Data listing:
------------------------------------------------
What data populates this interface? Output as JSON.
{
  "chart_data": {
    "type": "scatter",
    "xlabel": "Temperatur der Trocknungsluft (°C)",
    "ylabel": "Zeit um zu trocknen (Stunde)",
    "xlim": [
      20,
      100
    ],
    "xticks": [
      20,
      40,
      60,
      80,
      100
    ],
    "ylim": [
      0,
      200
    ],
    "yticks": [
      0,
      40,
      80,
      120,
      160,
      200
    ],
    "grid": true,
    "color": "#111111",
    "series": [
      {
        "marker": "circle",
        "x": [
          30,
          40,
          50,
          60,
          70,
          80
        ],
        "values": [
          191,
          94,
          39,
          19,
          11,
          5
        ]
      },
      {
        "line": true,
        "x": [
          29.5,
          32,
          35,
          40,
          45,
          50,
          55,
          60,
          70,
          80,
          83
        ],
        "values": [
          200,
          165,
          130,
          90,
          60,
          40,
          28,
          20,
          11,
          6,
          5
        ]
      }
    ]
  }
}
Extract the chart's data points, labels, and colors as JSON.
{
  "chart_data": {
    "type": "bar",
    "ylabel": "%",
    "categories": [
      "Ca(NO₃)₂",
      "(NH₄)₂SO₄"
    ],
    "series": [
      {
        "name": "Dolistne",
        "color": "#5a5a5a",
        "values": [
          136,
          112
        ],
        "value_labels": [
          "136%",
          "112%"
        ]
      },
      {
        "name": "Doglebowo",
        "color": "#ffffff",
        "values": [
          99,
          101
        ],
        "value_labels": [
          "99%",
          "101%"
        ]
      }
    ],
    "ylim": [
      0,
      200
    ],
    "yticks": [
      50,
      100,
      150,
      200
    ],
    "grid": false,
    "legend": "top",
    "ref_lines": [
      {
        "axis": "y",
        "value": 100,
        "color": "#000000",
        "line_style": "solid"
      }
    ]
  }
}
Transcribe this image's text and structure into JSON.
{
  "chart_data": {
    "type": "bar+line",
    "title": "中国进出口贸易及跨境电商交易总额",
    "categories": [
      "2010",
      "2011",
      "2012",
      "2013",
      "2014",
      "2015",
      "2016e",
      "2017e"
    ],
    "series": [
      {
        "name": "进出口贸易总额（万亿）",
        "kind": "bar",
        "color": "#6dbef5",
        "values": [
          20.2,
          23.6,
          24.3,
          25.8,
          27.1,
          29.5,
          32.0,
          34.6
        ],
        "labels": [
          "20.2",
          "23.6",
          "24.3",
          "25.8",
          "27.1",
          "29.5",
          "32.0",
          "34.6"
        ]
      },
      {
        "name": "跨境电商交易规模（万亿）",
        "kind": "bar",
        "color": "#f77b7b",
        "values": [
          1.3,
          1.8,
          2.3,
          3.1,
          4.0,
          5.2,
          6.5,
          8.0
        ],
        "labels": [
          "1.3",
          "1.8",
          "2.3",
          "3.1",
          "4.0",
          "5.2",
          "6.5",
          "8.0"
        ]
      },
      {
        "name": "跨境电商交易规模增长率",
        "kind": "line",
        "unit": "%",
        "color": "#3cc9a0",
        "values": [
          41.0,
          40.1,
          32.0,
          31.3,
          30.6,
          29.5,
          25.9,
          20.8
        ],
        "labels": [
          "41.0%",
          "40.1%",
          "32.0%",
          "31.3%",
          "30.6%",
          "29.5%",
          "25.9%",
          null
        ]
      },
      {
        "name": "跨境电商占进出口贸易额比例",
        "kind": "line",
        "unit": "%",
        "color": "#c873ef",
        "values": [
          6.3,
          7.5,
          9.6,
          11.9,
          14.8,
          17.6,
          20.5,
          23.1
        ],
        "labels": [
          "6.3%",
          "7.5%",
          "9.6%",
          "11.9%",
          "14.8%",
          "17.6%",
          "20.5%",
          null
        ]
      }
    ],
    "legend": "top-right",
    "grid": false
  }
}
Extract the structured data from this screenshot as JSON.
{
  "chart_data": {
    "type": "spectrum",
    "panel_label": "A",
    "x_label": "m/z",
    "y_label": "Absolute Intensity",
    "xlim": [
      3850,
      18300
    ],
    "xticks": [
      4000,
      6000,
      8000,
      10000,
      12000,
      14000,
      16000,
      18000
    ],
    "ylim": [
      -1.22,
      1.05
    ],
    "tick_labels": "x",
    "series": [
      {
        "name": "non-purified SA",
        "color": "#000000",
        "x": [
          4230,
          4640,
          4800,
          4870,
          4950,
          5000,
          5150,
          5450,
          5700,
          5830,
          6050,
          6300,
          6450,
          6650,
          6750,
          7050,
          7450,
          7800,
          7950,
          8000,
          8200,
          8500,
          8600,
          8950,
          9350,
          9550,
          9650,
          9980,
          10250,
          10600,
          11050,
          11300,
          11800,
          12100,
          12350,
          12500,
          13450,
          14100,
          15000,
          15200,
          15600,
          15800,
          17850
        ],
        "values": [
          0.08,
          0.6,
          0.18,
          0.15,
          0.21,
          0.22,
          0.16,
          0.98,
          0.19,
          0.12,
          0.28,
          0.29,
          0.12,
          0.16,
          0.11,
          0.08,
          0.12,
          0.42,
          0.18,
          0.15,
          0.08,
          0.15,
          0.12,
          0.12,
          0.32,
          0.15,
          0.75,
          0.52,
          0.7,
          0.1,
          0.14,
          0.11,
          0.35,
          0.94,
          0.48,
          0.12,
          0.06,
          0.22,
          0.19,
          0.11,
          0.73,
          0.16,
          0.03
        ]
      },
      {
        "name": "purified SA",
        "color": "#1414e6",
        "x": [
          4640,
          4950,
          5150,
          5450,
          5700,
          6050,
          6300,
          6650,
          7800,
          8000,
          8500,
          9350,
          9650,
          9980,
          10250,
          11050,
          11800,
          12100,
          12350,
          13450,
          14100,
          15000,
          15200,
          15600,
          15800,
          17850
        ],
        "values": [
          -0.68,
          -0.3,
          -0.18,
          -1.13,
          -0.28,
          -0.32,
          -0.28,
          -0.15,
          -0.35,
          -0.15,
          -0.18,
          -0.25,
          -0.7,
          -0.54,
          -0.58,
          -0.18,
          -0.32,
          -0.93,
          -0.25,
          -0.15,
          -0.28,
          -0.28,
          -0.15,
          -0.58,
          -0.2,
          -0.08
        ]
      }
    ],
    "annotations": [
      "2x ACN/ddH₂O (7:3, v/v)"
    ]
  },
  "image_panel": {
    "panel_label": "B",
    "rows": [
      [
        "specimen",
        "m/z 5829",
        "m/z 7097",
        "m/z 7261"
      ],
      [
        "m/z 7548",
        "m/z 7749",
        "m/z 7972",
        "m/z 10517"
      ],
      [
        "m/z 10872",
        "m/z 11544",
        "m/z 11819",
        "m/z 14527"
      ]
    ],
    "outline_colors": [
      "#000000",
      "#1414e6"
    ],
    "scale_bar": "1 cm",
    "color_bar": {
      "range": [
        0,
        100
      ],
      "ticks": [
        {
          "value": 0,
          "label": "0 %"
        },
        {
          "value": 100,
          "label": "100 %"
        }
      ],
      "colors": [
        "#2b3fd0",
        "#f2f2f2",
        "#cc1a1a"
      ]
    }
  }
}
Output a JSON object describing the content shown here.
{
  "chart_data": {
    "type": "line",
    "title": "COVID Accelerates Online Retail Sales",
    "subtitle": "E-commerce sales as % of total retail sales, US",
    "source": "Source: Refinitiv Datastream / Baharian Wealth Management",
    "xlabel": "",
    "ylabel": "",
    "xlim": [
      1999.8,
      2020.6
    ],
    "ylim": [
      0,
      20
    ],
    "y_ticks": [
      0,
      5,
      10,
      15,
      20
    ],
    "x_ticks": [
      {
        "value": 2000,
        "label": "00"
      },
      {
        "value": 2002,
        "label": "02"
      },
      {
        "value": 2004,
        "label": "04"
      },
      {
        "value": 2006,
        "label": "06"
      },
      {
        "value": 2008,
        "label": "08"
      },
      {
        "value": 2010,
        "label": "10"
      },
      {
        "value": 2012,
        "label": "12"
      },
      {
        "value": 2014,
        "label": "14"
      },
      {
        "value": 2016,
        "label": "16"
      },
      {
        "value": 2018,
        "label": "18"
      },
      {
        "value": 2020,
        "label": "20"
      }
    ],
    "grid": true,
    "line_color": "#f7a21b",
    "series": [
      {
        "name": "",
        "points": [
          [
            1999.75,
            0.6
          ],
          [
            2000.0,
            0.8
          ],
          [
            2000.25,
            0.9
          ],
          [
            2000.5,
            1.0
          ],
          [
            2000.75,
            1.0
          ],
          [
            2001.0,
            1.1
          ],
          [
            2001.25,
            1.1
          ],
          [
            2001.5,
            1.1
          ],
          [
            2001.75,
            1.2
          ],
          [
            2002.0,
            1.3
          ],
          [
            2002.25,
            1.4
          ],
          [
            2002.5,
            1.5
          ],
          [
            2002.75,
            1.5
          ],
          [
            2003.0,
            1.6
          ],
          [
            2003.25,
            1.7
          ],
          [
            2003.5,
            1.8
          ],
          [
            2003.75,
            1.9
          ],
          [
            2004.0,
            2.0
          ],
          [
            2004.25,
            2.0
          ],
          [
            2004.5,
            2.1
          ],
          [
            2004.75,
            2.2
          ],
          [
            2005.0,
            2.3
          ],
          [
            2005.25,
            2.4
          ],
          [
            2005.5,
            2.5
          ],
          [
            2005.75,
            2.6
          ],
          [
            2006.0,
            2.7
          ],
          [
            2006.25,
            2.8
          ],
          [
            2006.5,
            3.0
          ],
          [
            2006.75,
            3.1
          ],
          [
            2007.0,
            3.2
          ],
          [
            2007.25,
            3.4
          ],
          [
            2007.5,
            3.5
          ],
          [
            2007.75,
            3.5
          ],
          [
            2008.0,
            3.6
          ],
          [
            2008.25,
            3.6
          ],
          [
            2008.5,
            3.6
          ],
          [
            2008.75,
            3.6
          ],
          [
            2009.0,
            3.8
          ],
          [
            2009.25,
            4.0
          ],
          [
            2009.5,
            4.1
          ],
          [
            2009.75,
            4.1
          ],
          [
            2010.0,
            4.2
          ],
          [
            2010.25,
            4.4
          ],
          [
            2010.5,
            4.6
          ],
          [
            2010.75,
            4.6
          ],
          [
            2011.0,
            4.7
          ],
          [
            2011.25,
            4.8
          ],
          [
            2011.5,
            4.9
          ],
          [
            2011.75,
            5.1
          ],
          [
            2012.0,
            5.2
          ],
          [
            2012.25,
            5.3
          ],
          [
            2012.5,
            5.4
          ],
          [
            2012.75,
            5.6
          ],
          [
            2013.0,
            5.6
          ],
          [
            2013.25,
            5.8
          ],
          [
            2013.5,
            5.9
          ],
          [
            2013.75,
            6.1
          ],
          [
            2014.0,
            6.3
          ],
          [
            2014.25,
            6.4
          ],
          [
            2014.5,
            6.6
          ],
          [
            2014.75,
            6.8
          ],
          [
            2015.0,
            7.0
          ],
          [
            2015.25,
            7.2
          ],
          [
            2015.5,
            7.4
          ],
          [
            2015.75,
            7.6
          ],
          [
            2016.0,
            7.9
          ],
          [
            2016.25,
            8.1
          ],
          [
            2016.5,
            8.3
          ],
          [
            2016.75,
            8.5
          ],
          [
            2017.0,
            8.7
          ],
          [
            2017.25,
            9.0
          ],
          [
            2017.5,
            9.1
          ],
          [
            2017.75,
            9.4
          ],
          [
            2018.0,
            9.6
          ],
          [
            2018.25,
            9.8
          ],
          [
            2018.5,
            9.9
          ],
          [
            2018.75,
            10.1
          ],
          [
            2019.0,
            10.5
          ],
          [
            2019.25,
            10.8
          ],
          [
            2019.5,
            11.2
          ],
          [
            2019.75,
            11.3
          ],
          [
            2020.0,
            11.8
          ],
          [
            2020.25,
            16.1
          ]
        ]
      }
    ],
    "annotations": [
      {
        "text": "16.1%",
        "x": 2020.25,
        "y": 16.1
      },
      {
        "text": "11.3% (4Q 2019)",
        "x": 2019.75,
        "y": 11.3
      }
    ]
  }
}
------------------------------------------------
- WHAT THE TASK REQUIRES -
Select every line of the records holding the string "type".

- COMPLETED TASK -
    "type": "scatter",
    "type": "bar",
    "type": "bar+line",
    "type": "spectrum",
    "type": "line",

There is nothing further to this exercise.